Leave out the pictures and return every entry exactly as it appears.

= Dataset items =
□ □ □ □ □

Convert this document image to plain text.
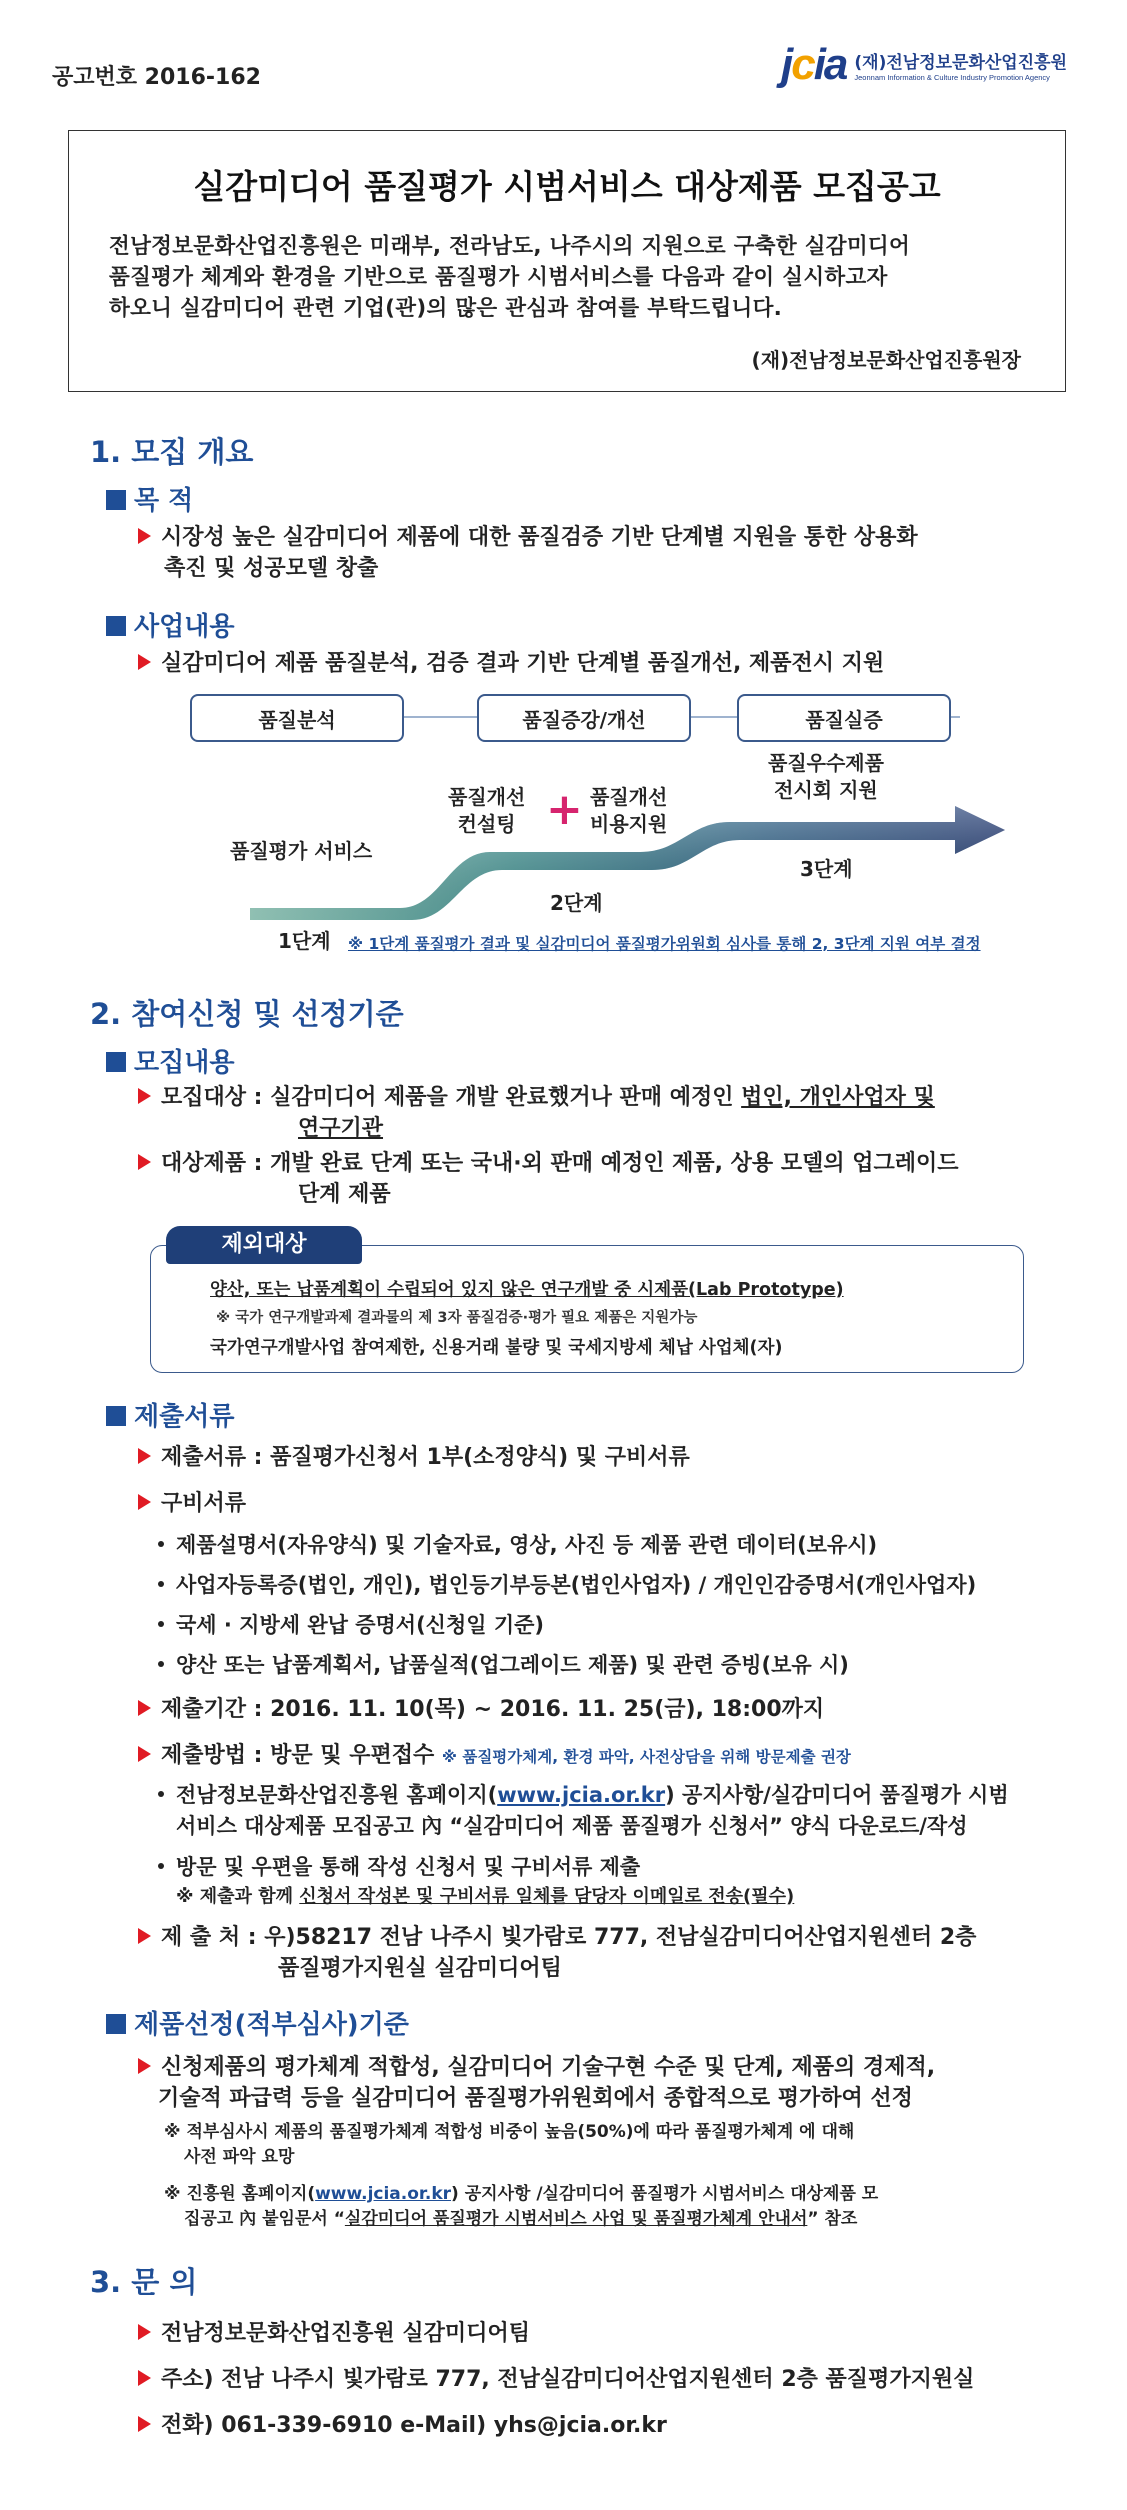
공고번호 2016-162	jcia (재)전남정보문화산업진흥원
Jeonnam Information & Culture Industry Promotion Agency
실감미디어 품질평가 시범서비스 대상제품 모집공고
전남정보문화산업진흥원은 미래부, 전라남도, 나주시의 지원으로 구축한 실감미디어
품질평가 체계와 환경을 기반으로 품질평가 시범서비스를 다음과 같이 실시하고자
하오니 실감미디어 관련 기업(관)의 많은 관심과 참여를 부탁드립니다.
(재)전남정보문화산업진흥원장
1. 모집 개요
목 적
시장성 높은 실감미디어 제품에 대한 품질검증 기반 단계별 지원을 통한 상용화
촉진 및 성공모델 창출
사업내용
실감미디어 제품 품질분석, 검증 결과 기반 단계별 품질개선, 제품전시 지원
품질분석	품질증강/개선	품질실증
품질평가 서비스
품질개선
컨설팅 + 품질개선
비용지원
품질우수제품
전시회 지원
2단계
3단계
1단계 ※ 1단계 품질평가 결과 및 실감미디어 품질평가위원회 심사를 통해 2, 3단계 지원 여부 결정
2. 참여신청 및 선정기준
모집내용
모집대상 : 실감미디어 제품을 개발 완료했거나 판매 예정인 법인, 개인사업자 및
연구기관
대상제품 : 개발 완료 단계 또는 국내·외 판매 예정인 제품, 상용 모델의 업그레이드
단계 제품
제외대상
양산, 또는 납품계획이 수립되어 있지 않은 연구개발 중 시제품(Lab Prototype)
※ 국가 연구개발과제 결과물의 제 3자 품질검증·평가 필요 제품은 지원가능
국가연구개발사업 참여제한, 신용거래 불량 및 국세지방세 체납 사업체(자)
제출서류
제출서류 : 품질평가신청서 1부(소정양식) 및 구비서류
구비서류
제품설명서(자유양식) 및 기술자료, 영상, 사진 등 제품 관련 데이터(보유시)
사업자등록증(법인, 개인), 법인등기부등본(법인사업자) / 개인인감증명서(개인사업자)
국세 · 지방세 완납 증명서(신청일 기준)
양산 또는 납품계획서, 납품실적(업그레이드 제품) 및 관련 증빙(보유 시)
제출기간 : 2016. 11. 10(목) ~ 2016. 11. 25(금), 18:00까지
제출방법 : 방문 및 우편접수 ※ 품질평가체계, 환경 파악, 사전상담을 위해 방문제출 권장
전남정보문화산업진흥원 홈페이지(www.jcia.or.kr) 공지사항/실감미디어 품질평가 시범
서비스 대상제품 모집공고 內 “실감미디어 제품 품질평가 신청서” 양식 다운로드/작성
방문 및 우편을 통해 작성 신청서 및 구비서류 제출
※ 제출과 함께 신청서 작성본 및 구비서류 일체를 담당자 이메일로 전송(필수)
제 출 처 : 우)58217 전남 나주시 빛가람로 777, 전남실감미디어산업지원센터 2층
품질평가지원실 실감미디어팀
제품선정(적부심사)기준
신청제품의 평가체계 적합성, 실감미디어 기술구현 수준 및 단계, 제품의 경제적,
기술적 파급력 등을 실감미디어 품질평가위원회에서 종합적으로 평가하여 선정
※ 적부심사시 제품의 품질평가체계 적합성 비중이 높음(50%)에 따라 품질평가체계 에 대해
사전 파악 요망
※ 진흥원 홈페이지(www.jcia.or.kr) 공지사항 /실감미디어 품질평가 시범서비스 대상제품 모
집공고 內 붙임문서 “실감미디어 품질평가 시범서비스 사업 및 품질평가체계 안내서” 참조
3. 문 의
전남정보문화산업진흥원 실감미디어팀
주소) 전남 나주시 빛가람로 777, 전남실감미디어산업지원센터 2층 품질평가지원실
전화) 061-339-6910 e-Mail) yhs@jcia.or.kr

□ □ □ □ □

= Written answer =
Convert this document image to plain text.
공고번호 2016-162	jcia (재)전남정보문화산업진흥원
Jeonnam Information & Culture Industry Promotion Agency
실감미디어 품질평가 시범서비스 대상제품 모집공고
전남정보문화산업진흥원은 미래부, 전라남도, 나주시의 지원으로 구축한 실감미디어
품질평가 체계와 환경을 기반으로 품질평가 시범서비스를 다음과 같이 실시하고자
하오니 실감미디어 관련 기업(관)의 많은 관심과 참여를 부탁드립니다.
(재)전남정보문화산업진흥원장
1. 모집 개요
목 적
시장성 높은 실감미디어 제품에 대한 품질검증 기반 단계별 지원을 통한 상용화
촉진 및 성공모델 창출
사업내용
실감미디어 제품 품질분석, 검증 결과 기반 단계별 품질개선, 제품전시 지원
품질분석	품질증강/개선	품질실증
품질평가 서비스
품질개선
컨설팅 + 품질개선
비용지원
품질우수제품
전시회 지원
2단계
3단계
1단계 ※ 1단계 품질평가 결과 및 실감미디어 품질평가위원회 심사를 통해 2, 3단계 지원 여부 결정
2. 참여신청 및 선정기준
모집내용
모집대상 : 실감미디어 제품을 개발 완료했거나 판매 예정인 법인, 개인사업자 및
연구기관
대상제품 : 개발 완료 단계 또는 국내·외 판매 예정인 제품, 상용 모델의 업그레이드
단계 제품
제외대상
양산, 또는 납품계획이 수립되어 있지 않은 연구개발 중 시제품(Lab Prototype)
※ 국가 연구개발과제 결과물의 제 3자 품질검증·평가 필요 제품은 지원가능
국가연구개발사업 참여제한, 신용거래 불량 및 국세지방세 체납 사업체(자)
제출서류
제출서류 : 품질평가신청서 1부(소정양식) 및 구비서류
구비서류
제품설명서(자유양식) 및 기술자료, 영상, 사진 등 제품 관련 데이터(보유시)
사업자등록증(법인, 개인), 법인등기부등본(법인사업자) / 개인인감증명서(개인사업자)
국세 · 지방세 완납 증명서(신청일 기준)
양산 또는 납품계획서, 납품실적(업그레이드 제품) 및 관련 증빙(보유 시)
제출기간 : 2016. 11. 10(목) ~ 2016. 11. 25(금), 18:00까지
제출방법 : 방문 및 우편접수 ※ 품질평가체계, 환경 파악, 사전상담을 위해 방문제출 권장
전남정보문화산업진흥원 홈페이지(www.jcia.or.kr) 공지사항/실감미디어 품질평가 시범
서비스 대상제품 모집공고 內 “실감미디어 제품 품질평가 신청서” 양식 다운로드/작성
방문 및 우편을 통해 작성 신청서 및 구비서류 제출
※ 제출과 함께 신청서 작성본 및 구비서류 일체를 담당자 이메일로 전송(필수)
제 출 처 : 우)58217 전남 나주시 빛가람로 777, 전남실감미디어산업지원센터 2층
품질평가지원실 실감미디어팀
제품선정(적부심사)기준
신청제품의 평가체계 적합성, 실감미디어 기술구현 수준 및 단계, 제품의 경제적,
기술적 파급력 등을 실감미디어 품질평가위원회에서 종합적으로 평가하여 선정
※ 적부심사시 제품의 품질평가체계 적합성 비중이 높음(50%)에 따라 품질평가체계 에 대해
사전 파악 요망
※ 진흥원 홈페이지(www.jcia.or.kr) 공지사항 /실감미디어 품질평가 시범서비스 대상제품 모
집공고 內 붙임문서 “실감미디어 품질평가 시범서비스 사업 및 품질평가체계 안내서” 참조
3. 문 의
전남정보문화산업진흥원 실감미디어팀
주소) 전남 나주시 빛가람로 777, 전남실감미디어산업지원센터 2층 품질평가지원실
전화) 061-339-6910 e-Mail) yhs@jcia.or.kr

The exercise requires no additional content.